==== Extracted entries ====
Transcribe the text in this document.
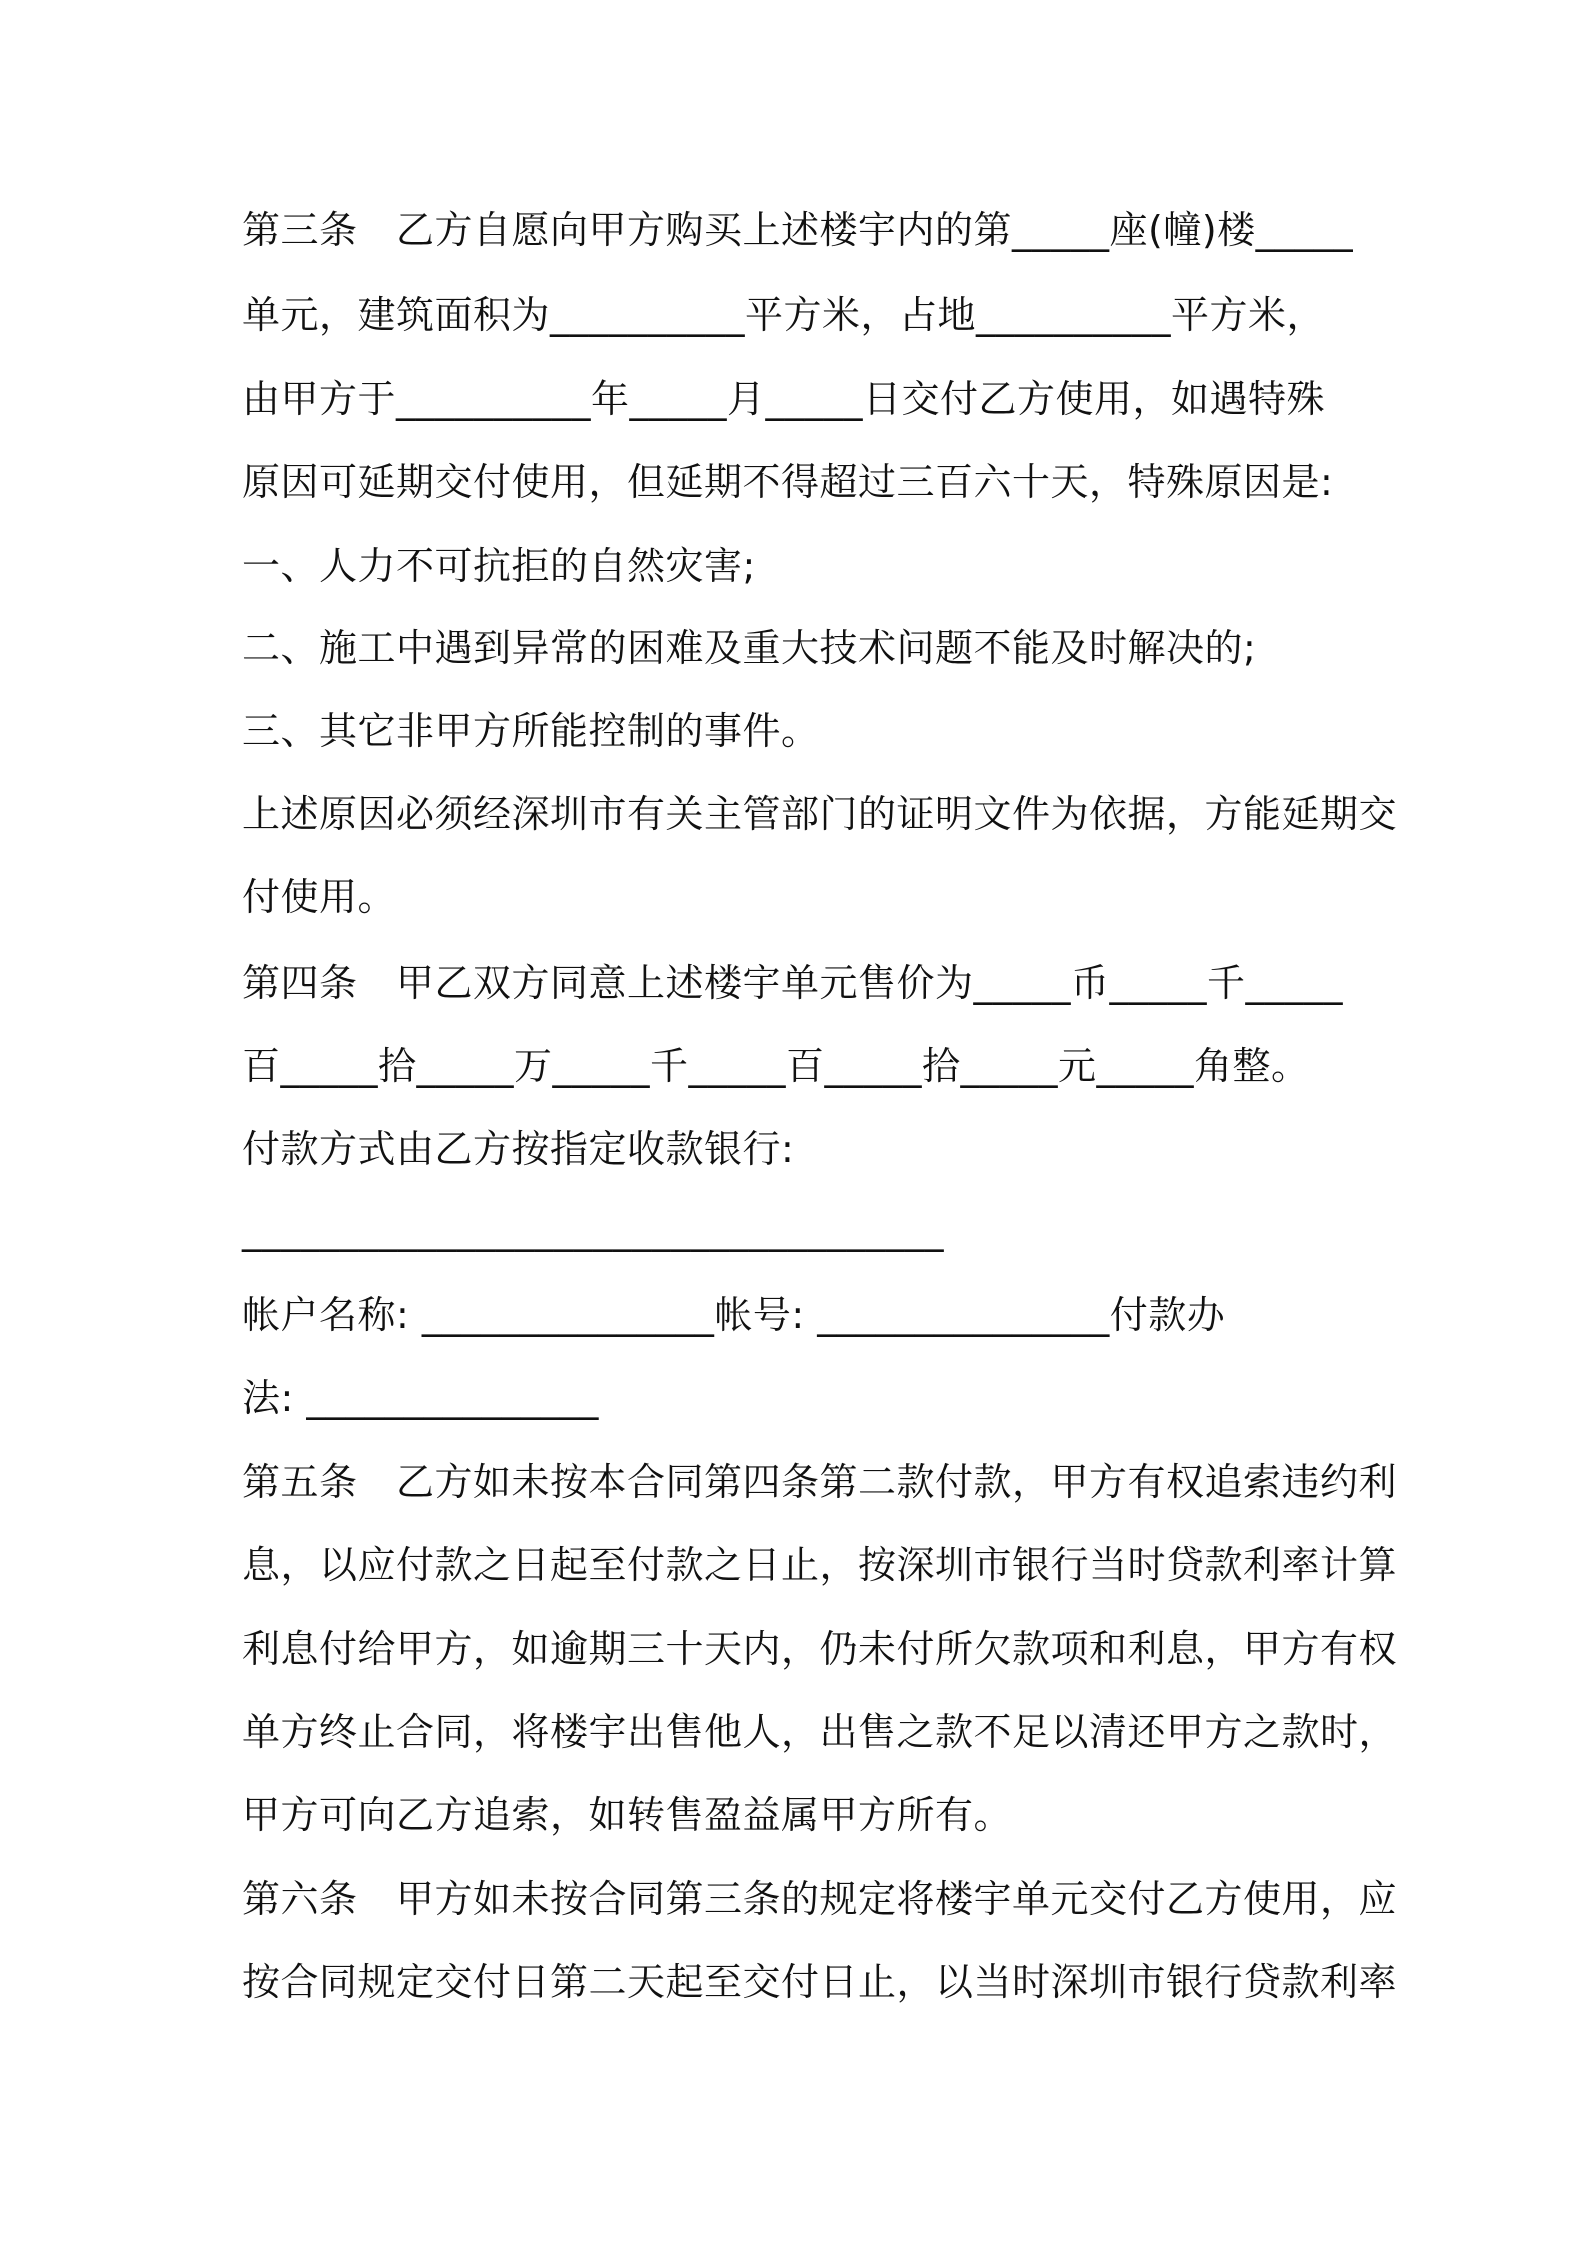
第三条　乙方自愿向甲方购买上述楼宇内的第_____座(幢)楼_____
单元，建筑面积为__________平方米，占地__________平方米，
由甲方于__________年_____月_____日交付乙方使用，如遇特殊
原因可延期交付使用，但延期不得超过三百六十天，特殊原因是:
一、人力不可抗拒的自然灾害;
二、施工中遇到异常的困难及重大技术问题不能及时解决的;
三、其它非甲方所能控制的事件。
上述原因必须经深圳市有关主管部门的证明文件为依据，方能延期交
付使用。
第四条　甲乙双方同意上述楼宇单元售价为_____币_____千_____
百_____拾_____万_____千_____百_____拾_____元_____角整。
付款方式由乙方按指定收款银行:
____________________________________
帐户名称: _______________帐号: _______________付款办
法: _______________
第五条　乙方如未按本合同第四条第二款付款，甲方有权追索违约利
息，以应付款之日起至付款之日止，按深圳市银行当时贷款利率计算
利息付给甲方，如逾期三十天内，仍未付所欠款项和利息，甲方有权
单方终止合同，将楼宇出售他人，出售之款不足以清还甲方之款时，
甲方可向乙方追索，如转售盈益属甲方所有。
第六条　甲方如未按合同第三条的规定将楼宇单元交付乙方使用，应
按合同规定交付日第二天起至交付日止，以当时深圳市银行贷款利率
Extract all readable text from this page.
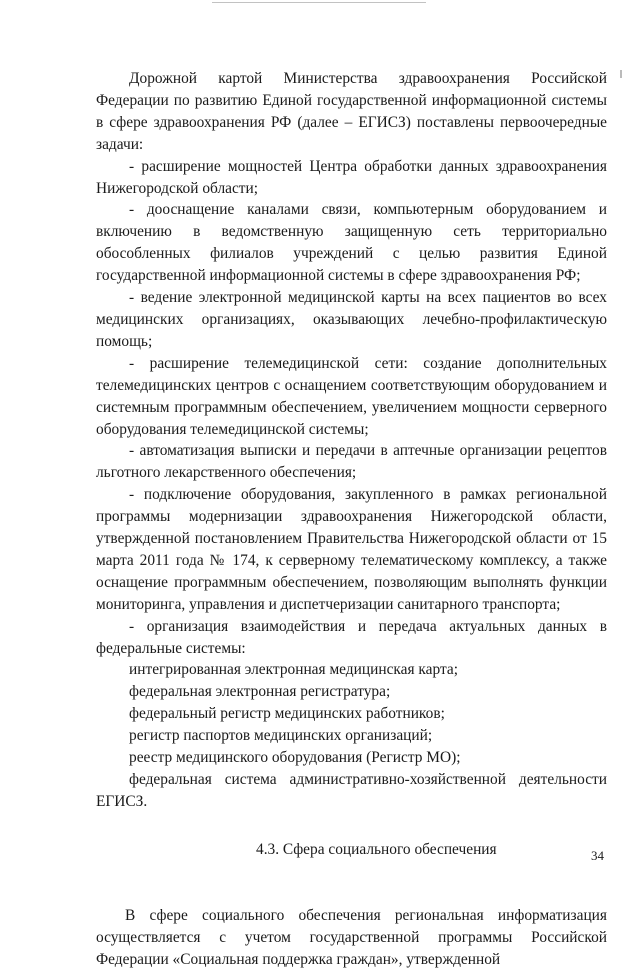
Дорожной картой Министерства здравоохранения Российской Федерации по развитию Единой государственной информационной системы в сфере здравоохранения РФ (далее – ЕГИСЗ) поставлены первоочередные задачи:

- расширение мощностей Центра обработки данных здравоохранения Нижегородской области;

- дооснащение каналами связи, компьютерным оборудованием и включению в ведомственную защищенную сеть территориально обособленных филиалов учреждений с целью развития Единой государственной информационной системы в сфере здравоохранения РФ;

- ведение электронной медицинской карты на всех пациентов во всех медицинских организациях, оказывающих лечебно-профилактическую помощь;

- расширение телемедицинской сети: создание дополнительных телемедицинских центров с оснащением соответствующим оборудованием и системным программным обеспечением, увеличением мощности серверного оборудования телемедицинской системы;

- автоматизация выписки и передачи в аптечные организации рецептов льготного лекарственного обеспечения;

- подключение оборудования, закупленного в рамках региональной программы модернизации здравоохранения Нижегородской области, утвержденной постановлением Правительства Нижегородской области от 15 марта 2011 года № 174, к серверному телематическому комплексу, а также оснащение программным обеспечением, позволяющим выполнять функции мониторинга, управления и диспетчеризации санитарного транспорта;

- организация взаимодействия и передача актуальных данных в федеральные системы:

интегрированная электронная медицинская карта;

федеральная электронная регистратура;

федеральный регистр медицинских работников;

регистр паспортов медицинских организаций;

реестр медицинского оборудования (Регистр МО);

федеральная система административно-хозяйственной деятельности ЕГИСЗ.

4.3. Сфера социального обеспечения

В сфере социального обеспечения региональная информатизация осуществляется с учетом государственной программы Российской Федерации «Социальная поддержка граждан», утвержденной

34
====
» Exercise goal
Strip the images and reproduce the remaining records precisely.

» Written solution
Transcribe the text in this document.
第三条　乙方自愿向甲方购买上述楼宇内的第_____座(幢)楼_____
单元，建筑面积为__________平方米，占地__________平方米，
由甲方于__________年_____月_____日交付乙方使用，如遇特殊
原因可延期交付使用，但延期不得超过三百六十天，特殊原因是:
一、人力不可抗拒的自然灾害;
二、施工中遇到异常的困难及重大技术问题不能及时解决的;
三、其它非甲方所能控制的事件。
上述原因必须经深圳市有关主管部门的证明文件为依据，方能延期交
付使用。
第四条　甲乙双方同意上述楼宇单元售价为_____币_____千_____
百_____拾_____万_____千_____百_____拾_____元_____角整。
付款方式由乙方按指定收款银行:
____________________________________
帐户名称: _______________帐号: _______________付款办
法: _______________
第五条　乙方如未按本合同第四条第二款付款，甲方有权追索违约利
息，以应付款之日起至付款之日止，按深圳市银行当时贷款利率计算
利息付给甲方，如逾期三十天内，仍未付所欠款项和利息，甲方有权
单方终止合同，将楼宇出售他人，出售之款不足以清还甲方之款时，
甲方可向乙方追索，如转售盈益属甲方所有。
第六条　甲方如未按合同第三条的规定将楼宇单元交付乙方使用，应
按合同规定交付日第二天起至交付日止，以当时深圳市银行贷款利率
Extract all readable text from this page.
Дорожной картой Министерства здравоохранения Российской Федерации по развитию Единой государственной информационной системы в сфере здравоохранения РФ (далее – ЕГИСЗ) поставлены первоочередные задачи:

- расширение мощностей Центра обработки данных здравоохранения Нижегородской области;

- дооснащение каналами связи, компьютерным оборудованием и включению в ведомственную защищенную сеть территориально обособленных филиалов учреждений с целью развития Единой государственной информационной системы в сфере здравоохранения РФ;

- ведение электронной медицинской карты на всех пациентов во всех медицинских организациях, оказывающих лечебно-профилактическую помощь;

- расширение телемедицинской сети: создание дополнительных телемедицинских центров с оснащением соответствующим оборудованием и системным программным обеспечением, увеличением мощности серверного оборудования телемедицинской системы;

- автоматизация выписки и передачи в аптечные организации рецептов льготного лекарственного обеспечения;

- подключение оборудования, закупленного в рамках региональной программы модернизации здравоохранения Нижегородской области, утвержденной постановлением Правительства Нижегородской области от 15 марта 2011 года № 174, к серверному телематическому комплексу, а также оснащение программным обеспечением, позволяющим выполнять функции мониторинга, управления и диспетчеризации санитарного транспорта;

- организация взаимодействия и передача актуальных данных в федеральные системы:

интегрированная электронная медицинская карта;

федеральная электронная регистратура;

федеральный регистр медицинских работников;

регистр паспортов медицинских организаций;

реестр медицинского оборудования (Регистр МО);

федеральная система административно-хозяйственной деятельности ЕГИСЗ.

4.3. Сфера социального обеспечения

В сфере социального обеспечения региональная информатизация осуществляется с учетом государственной программы Российской Федерации «Социальная поддержка граждан», утвержденной

34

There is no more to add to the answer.